(Extracted data entries)
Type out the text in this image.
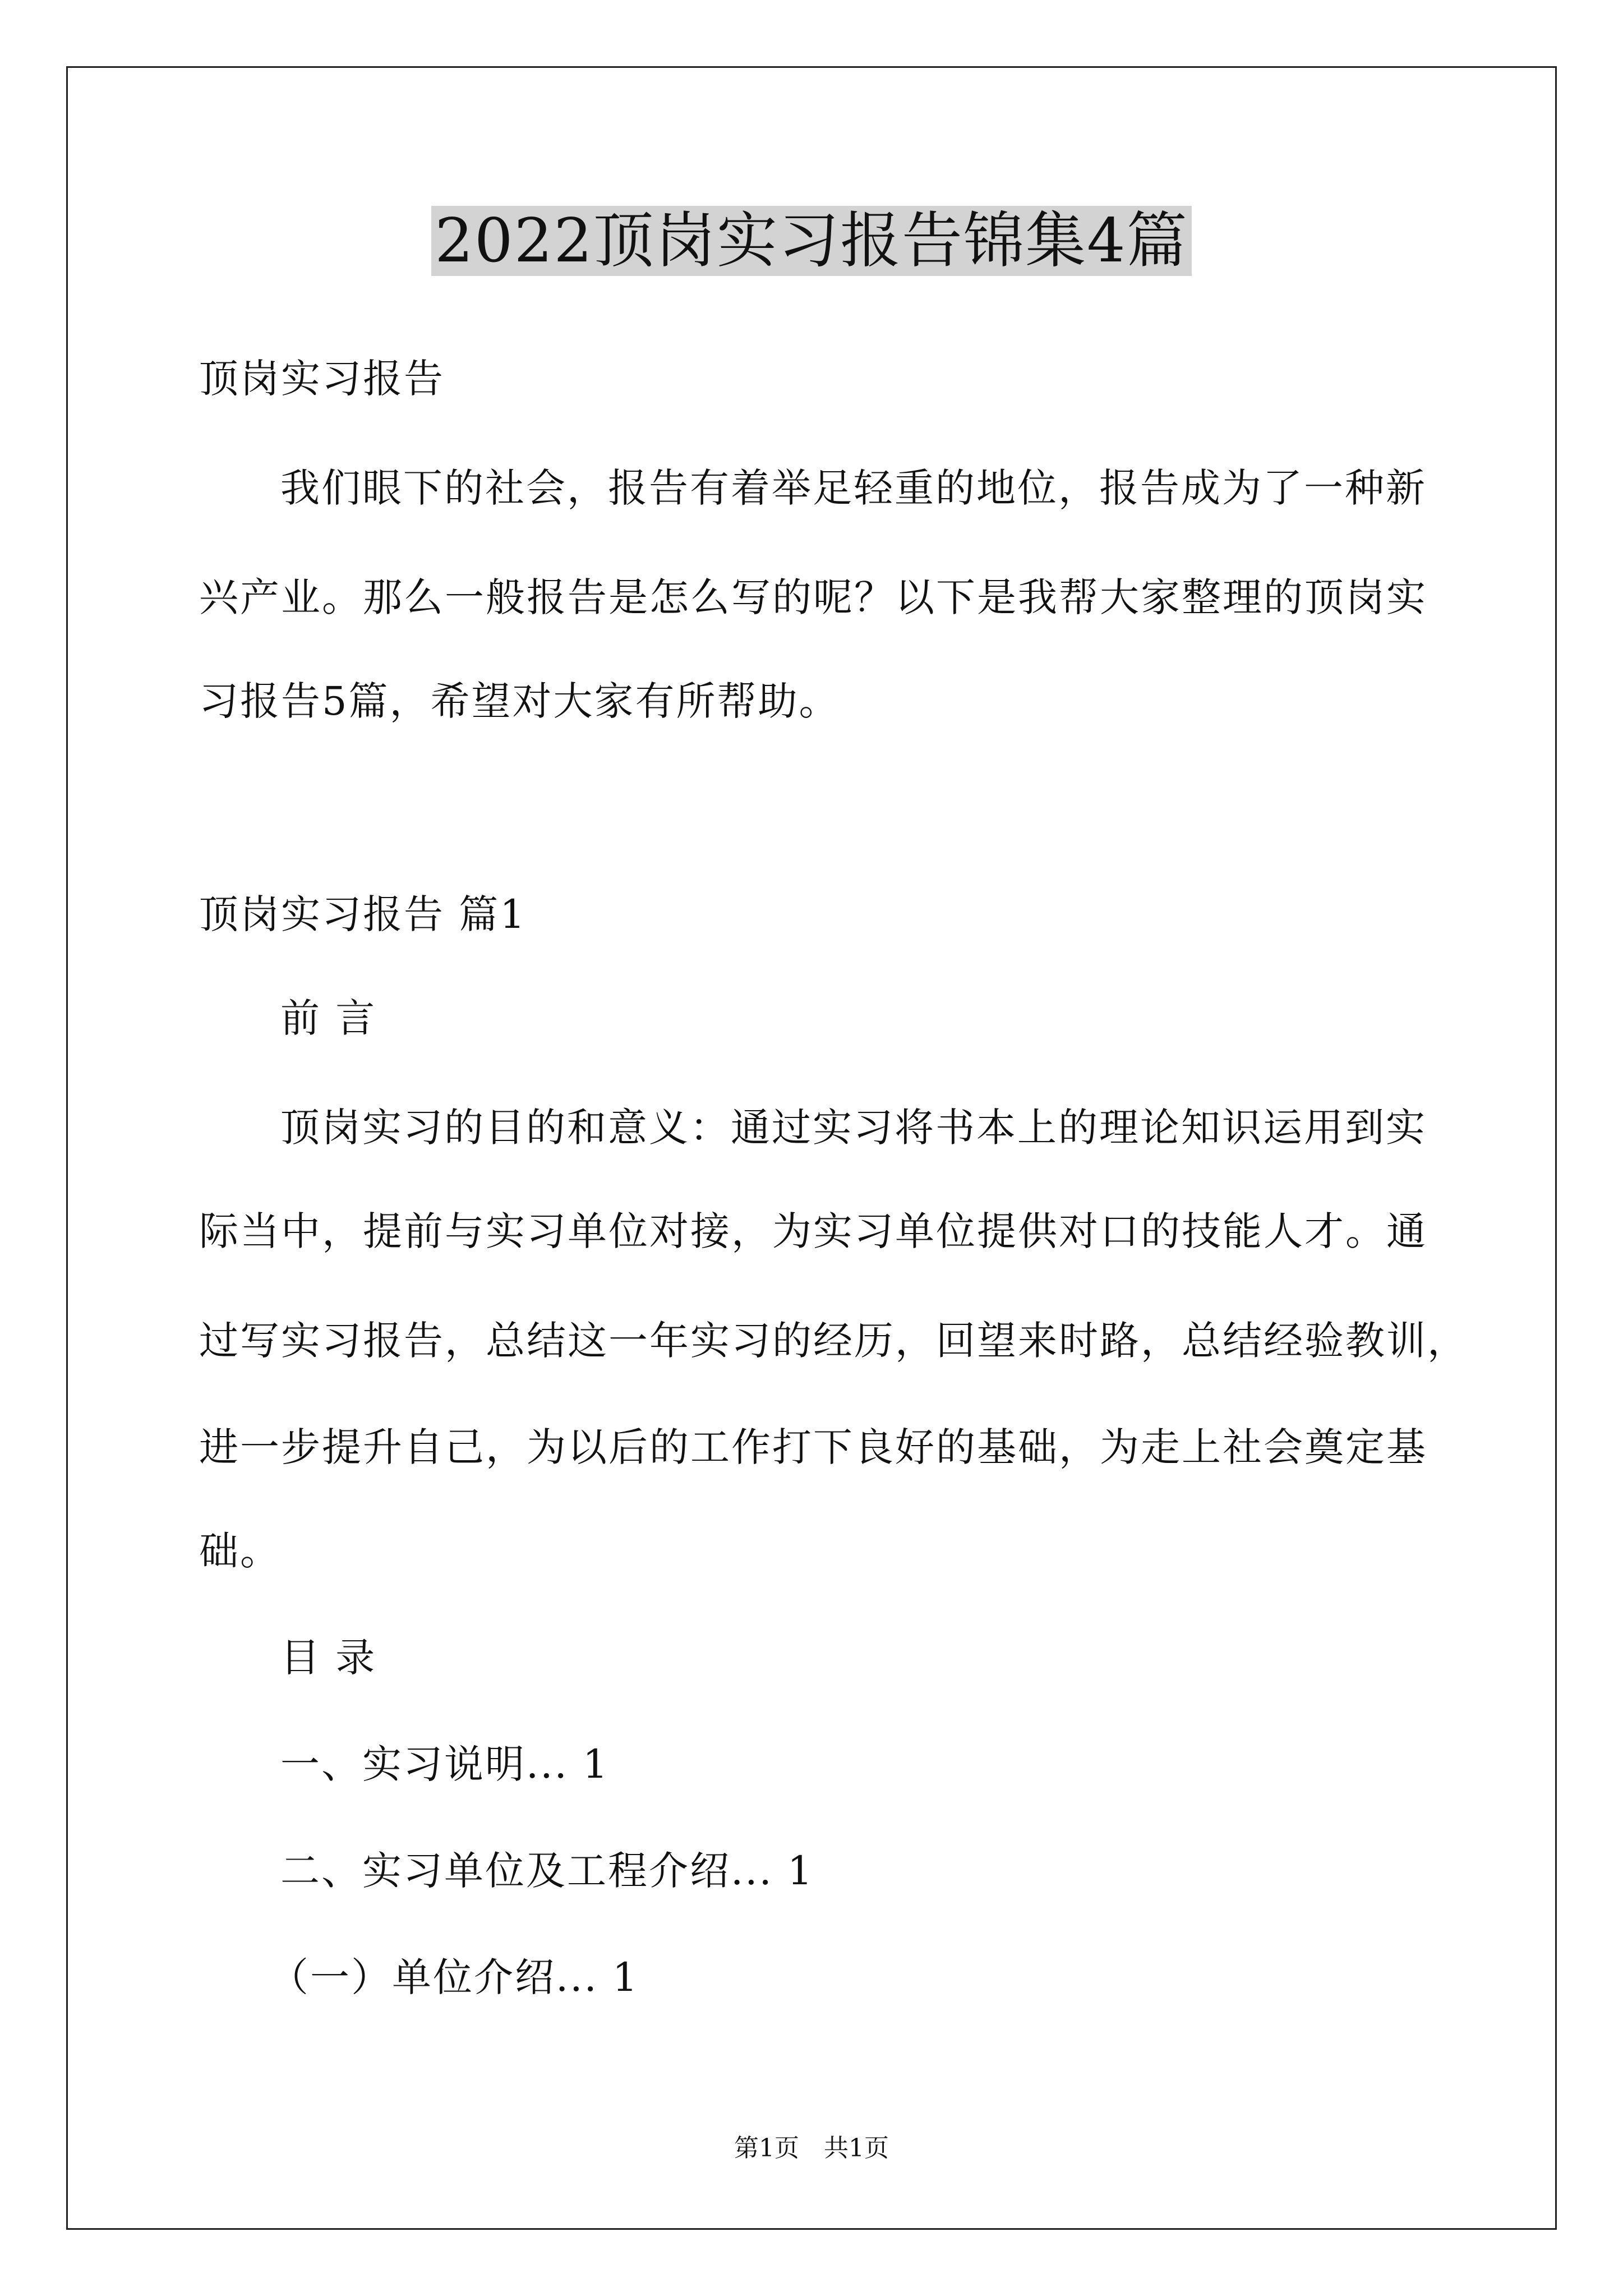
2022顶岗实习报告锦集4篇
顶岗实习报告
我们眼下的社会，报告有着举足轻重的地位，报告成为了一种新
兴产业。那么一般报告是怎么写的呢？以下是我帮大家整理的顶岗实
习报告5篇，希望对大家有所帮助。
顶岗实习报告 篇1
前 言
顶岗实习的目的和意义：通过实习将书本上的理论知识运用到实
际当中，提前与实习单位对接，为实习单位提供对口的技能人才。通
过写实习报告，总结这一年实习的经历，回望来时路，总结经验教训，
进一步提升自己，为以后的工作打下良好的基础，为走上社会奠定基
础。
目 录
一、实习说明... 1
二、实习单位及工程介绍... 1
（一）单位介绍... 1
第1页 共1页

• _Required work_:
Repeat each line of the records above exactly, but do not copy the pictures.

• _Answer_:
Type out the text in this image.
2022顶岗实习报告锦集4篇
顶岗实习报告
我们眼下的社会，报告有着举足轻重的地位，报告成为了一种新
兴产业。那么一般报告是怎么写的呢？以下是我帮大家整理的顶岗实
习报告5篇，希望对大家有所帮助。
顶岗实习报告 篇1
前 言
顶岗实习的目的和意义：通过实习将书本上的理论知识运用到实
际当中，提前与实习单位对接，为实习单位提供对口的技能人才。通
过写实习报告，总结这一年实习的经历，回望来时路，总结经验教训，
进一步提升自己，为以后的工作打下良好的基础，为走上社会奠定基
础。
目 录
一、实习说明... 1
二、实习单位及工程介绍... 1
（一）单位介绍... 1
第1页 共1页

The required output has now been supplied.